▶ **THE PROBLEM**:
Reproduce each line of the listing exactly.

▶ **Dataset records**:

####

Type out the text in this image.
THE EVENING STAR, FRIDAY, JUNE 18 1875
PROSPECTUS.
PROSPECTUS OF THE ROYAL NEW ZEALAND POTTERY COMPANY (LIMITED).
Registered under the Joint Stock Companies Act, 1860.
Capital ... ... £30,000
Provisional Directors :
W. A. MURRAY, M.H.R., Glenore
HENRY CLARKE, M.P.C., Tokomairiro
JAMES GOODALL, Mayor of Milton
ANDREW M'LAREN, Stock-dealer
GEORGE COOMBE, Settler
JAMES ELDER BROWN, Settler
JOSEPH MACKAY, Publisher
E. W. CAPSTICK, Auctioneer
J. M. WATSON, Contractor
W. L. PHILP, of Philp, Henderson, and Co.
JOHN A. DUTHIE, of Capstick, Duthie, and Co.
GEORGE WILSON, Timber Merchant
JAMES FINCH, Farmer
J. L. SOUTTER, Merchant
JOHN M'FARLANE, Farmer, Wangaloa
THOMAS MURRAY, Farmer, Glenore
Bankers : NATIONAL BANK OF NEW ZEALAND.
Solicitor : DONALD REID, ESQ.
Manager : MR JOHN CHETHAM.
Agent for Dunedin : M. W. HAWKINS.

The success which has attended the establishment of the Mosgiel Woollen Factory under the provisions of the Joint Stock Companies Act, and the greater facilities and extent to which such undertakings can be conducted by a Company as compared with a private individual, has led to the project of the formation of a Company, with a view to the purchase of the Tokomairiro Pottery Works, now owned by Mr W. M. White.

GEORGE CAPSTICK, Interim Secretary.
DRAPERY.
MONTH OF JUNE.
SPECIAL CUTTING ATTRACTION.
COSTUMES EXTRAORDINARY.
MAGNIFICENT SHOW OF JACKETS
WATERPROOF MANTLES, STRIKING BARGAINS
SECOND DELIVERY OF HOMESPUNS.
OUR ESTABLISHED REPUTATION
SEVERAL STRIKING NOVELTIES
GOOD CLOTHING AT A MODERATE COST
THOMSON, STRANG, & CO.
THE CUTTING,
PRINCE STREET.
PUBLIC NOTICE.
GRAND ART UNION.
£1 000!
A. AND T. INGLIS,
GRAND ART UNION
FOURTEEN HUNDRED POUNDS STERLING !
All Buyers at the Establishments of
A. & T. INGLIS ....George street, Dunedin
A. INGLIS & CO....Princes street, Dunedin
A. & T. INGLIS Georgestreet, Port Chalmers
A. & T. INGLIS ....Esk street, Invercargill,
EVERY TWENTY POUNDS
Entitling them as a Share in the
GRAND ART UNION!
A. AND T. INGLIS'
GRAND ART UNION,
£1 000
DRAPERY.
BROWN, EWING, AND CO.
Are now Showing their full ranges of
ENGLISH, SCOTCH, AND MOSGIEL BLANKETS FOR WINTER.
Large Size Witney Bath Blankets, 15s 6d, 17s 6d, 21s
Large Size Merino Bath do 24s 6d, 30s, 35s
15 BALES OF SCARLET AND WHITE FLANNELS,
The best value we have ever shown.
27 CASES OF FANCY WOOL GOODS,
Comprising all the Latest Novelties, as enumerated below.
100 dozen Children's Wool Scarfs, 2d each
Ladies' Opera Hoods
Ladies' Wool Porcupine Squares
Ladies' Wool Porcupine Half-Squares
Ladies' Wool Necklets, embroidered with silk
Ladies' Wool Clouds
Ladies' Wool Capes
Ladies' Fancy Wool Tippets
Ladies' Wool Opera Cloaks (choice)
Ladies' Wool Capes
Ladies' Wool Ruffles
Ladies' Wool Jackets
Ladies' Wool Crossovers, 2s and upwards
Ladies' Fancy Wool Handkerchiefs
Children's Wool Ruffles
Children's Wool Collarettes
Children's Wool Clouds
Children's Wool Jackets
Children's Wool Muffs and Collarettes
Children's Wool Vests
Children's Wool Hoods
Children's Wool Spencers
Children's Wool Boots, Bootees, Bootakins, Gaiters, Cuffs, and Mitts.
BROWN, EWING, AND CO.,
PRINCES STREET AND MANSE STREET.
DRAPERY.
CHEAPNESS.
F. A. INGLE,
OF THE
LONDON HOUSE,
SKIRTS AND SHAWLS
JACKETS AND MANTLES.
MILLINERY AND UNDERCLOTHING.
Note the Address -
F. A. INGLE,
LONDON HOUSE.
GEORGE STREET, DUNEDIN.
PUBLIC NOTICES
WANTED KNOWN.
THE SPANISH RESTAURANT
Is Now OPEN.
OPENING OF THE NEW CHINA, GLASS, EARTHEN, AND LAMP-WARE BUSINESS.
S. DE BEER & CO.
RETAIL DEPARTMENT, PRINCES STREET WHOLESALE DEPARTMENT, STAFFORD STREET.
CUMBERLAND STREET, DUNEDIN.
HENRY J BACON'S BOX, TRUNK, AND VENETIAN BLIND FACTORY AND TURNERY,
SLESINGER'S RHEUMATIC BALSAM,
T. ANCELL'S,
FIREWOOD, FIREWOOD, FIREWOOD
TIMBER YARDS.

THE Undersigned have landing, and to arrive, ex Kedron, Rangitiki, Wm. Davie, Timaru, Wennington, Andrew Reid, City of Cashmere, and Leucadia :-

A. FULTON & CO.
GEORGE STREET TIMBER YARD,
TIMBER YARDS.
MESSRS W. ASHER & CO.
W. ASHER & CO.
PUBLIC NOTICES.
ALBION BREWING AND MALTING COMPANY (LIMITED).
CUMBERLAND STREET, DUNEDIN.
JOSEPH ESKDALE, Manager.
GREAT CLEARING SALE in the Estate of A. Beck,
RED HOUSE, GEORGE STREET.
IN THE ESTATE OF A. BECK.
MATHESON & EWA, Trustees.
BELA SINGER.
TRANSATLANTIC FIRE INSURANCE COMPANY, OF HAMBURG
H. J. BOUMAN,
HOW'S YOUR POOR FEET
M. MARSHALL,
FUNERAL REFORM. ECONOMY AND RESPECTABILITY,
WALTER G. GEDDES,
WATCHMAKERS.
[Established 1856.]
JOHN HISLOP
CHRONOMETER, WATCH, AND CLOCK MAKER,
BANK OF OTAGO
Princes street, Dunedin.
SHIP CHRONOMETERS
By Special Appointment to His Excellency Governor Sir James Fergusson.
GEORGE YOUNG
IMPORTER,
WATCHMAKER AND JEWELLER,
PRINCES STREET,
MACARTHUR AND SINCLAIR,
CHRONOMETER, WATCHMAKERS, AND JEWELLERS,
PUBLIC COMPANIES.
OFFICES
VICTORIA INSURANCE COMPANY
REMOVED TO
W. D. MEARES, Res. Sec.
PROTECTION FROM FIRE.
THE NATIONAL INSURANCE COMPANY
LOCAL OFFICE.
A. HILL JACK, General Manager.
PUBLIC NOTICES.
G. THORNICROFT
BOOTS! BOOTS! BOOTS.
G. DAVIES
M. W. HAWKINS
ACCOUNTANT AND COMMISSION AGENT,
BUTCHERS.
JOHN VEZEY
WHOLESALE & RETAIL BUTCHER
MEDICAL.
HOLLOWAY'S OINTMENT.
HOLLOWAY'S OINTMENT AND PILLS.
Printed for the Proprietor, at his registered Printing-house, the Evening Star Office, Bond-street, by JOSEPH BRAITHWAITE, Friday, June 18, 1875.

####

▶ **ANSWER FOR THE TASK**:
Type out the text in this image.
THE EVENING STAR, FRIDAY, JUNE 18 1875
PROSPECTUS.
PROSPECTUS OF THE ROYAL NEW ZEALAND POTTERY COMPANY (LIMITED).
Registered under the Joint Stock Companies Act, 1860.
Capital ... ... £30,000
Provisional Directors :
W. A. MURRAY, M.H.R., Glenore
HENRY CLARKE, M.P.C., Tokomairiro
JAMES GOODALL, Mayor of Milton
ANDREW M'LAREN, Stock-dealer
GEORGE COOMBE, Settler
JAMES ELDER BROWN, Settler
JOSEPH MACKAY, Publisher
E. W. CAPSTICK, Auctioneer
J. M. WATSON, Contractor
W. L. PHILP, of Philp, Henderson, and Co.
JOHN A. DUTHIE, of Capstick, Duthie, and Co.
GEORGE WILSON, Timber Merchant
JAMES FINCH, Farmer
J. L. SOUTTER, Merchant
JOHN M'FARLANE, Farmer, Wangaloa
THOMAS MURRAY, Farmer, Glenore
Bankers : NATIONAL BANK OF NEW ZEALAND.
Solicitor : DONALD REID, ESQ.
Manager : MR JOHN CHETHAM.
Agent for Dunedin : M. W. HAWKINS.

The success which has attended the establishment of the Mosgiel Woollen Factory under the provisions of the Joint Stock Companies Act, and the greater facilities and extent to which such undertakings can be conducted by a Company as compared with a private individual, has led to the project of the formation of a Company, with a view to the purchase of the Tokomairiro Pottery Works, now owned by Mr W. M. White.

GEORGE CAPSTICK, Interim Secretary.
DRAPERY.
MONTH OF JUNE.
SPECIAL CUTTING ATTRACTION.
COSTUMES EXTRAORDINARY.
MAGNIFICENT SHOW OF JACKETS
WATERPROOF MANTLES, STRIKING BARGAINS
SECOND DELIVERY OF HOMESPUNS.
OUR ESTABLISHED REPUTATION
SEVERAL STRIKING NOVELTIES
GOOD CLOTHING AT A MODERATE COST
THOMSON, STRANG, & CO.
THE CUTTING,
PRINCE STREET.
PUBLIC NOTICE.
GRAND ART UNION.
£1 000!
A. AND T. INGLIS,
GRAND ART UNION
FOURTEEN HUNDRED POUNDS STERLING !
All Buyers at the Establishments of
A. & T. INGLIS ....George street, Dunedin
A. INGLIS & CO....Princes street, Dunedin
A. & T. INGLIS Georgestreet, Port Chalmers
A. & T. INGLIS ....Esk street, Invercargill,
EVERY TWENTY POUNDS
Entitling them as a Share in the
GRAND ART UNION!
A. AND T. INGLIS'
GRAND ART UNION,
£1 000
DRAPERY.
BROWN, EWING, AND CO.
Are now Showing their full ranges of
ENGLISH, SCOTCH, AND MOSGIEL BLANKETS FOR WINTER.
Large Size Witney Bath Blankets, 15s 6d, 17s 6d, 21s
Large Size Merino Bath do 24s 6d, 30s, 35s
15 BALES OF SCARLET AND WHITE FLANNELS,
The best value we have ever shown.
27 CASES OF FANCY WOOL GOODS,
Comprising all the Latest Novelties, as enumerated below.
100 dozen Children's Wool Scarfs, 2d each
Ladies' Opera Hoods
Ladies' Wool Porcupine Squares
Ladies' Wool Porcupine Half-Squares
Ladies' Wool Necklets, embroidered with silk
Ladies' Wool Clouds
Ladies' Wool Capes
Ladies' Fancy Wool Tippets
Ladies' Wool Opera Cloaks (choice)
Ladies' Wool Capes
Ladies' Wool Ruffles
Ladies' Wool Jackets
Ladies' Wool Crossovers, 2s and upwards
Ladies' Fancy Wool Handkerchiefs
Children's Wool Ruffles
Children's Wool Collarettes
Children's Wool Clouds
Children's Wool Jackets
Children's Wool Muffs and Collarettes
Children's Wool Vests
Children's Wool Hoods
Children's Wool Spencers
Children's Wool Boots, Bootees, Bootakins, Gaiters, Cuffs, and Mitts.
BROWN, EWING, AND CO.,
PRINCES STREET AND MANSE STREET.
DRAPERY.
CHEAPNESS.
F. A. INGLE,
OF THE
LONDON HOUSE,
SKIRTS AND SHAWLS
JACKETS AND MANTLES.
MILLINERY AND UNDERCLOTHING.
Note the Address -
F. A. INGLE,
LONDON HOUSE.
GEORGE STREET, DUNEDIN.
PUBLIC NOTICES
WANTED KNOWN.
THE SPANISH RESTAURANT
Is Now OPEN.
OPENING OF THE NEW CHINA, GLASS, EARTHEN, AND LAMP-WARE BUSINESS.
S. DE BEER & CO.
RETAIL DEPARTMENT, PRINCES STREET WHOLESALE DEPARTMENT, STAFFORD STREET.
CUMBERLAND STREET, DUNEDIN.
HENRY J BACON'S BOX, TRUNK, AND VENETIAN BLIND FACTORY AND TURNERY,
SLESINGER'S RHEUMATIC BALSAM,
T. ANCELL'S,
FIREWOOD, FIREWOOD, FIREWOOD
TIMBER YARDS.

THE Undersigned have landing, and to arrive, ex Kedron, Rangitiki, Wm. Davie, Timaru, Wennington, Andrew Reid, City of Cashmere, and Leucadia :-

A. FULTON & CO.
GEORGE STREET TIMBER YARD,
TIMBER YARDS.
MESSRS W. ASHER & CO.
W. ASHER & CO.
PUBLIC NOTICES.
ALBION BREWING AND MALTING COMPANY (LIMITED).
CUMBERLAND STREET, DUNEDIN.
JOSEPH ESKDALE, Manager.
GREAT CLEARING SALE in the Estate of A. Beck,
RED HOUSE, GEORGE STREET.
IN THE ESTATE OF A. BECK.
MATHESON & EWA, Trustees.
BELA SINGER.
TRANSATLANTIC FIRE INSURANCE COMPANY, OF HAMBURG
H. J. BOUMAN,
HOW'S YOUR POOR FEET
M. MARSHALL,
FUNERAL REFORM. ECONOMY AND RESPECTABILITY,
WALTER G. GEDDES,
WATCHMAKERS.
[Established 1856.]
JOHN HISLOP
CHRONOMETER, WATCH, AND CLOCK MAKER,
BANK OF OTAGO
Princes street, Dunedin.
SHIP CHRONOMETERS
By Special Appointment to His Excellency Governor Sir James Fergusson.
GEORGE YOUNG
IMPORTER,
WATCHMAKER AND JEWELLER,
PRINCES STREET,
MACARTHUR AND SINCLAIR,
CHRONOMETER, WATCHMAKERS, AND JEWELLERS,
PUBLIC COMPANIES.
OFFICES
VICTORIA INSURANCE COMPANY
REMOVED TO
W. D. MEARES, Res. Sec.
PROTECTION FROM FIRE.
THE NATIONAL INSURANCE COMPANY
LOCAL OFFICE.
A. HILL JACK, General Manager.
PUBLIC NOTICES.
G. THORNICROFT
BOOTS! BOOTS! BOOTS.
G. DAVIES
M. W. HAWKINS
ACCOUNTANT AND COMMISSION AGENT,
BUTCHERS.
JOHN VEZEY
WHOLESALE & RETAIL BUTCHER
MEDICAL.
HOLLOWAY'S OINTMENT.
HOLLOWAY'S OINTMENT AND PILLS.
Printed for the Proprietor, at his registered Printing-house, the Evening Star Office, Bond-street, by JOSEPH BRAITHWAITE, Friday, June 18, 1875.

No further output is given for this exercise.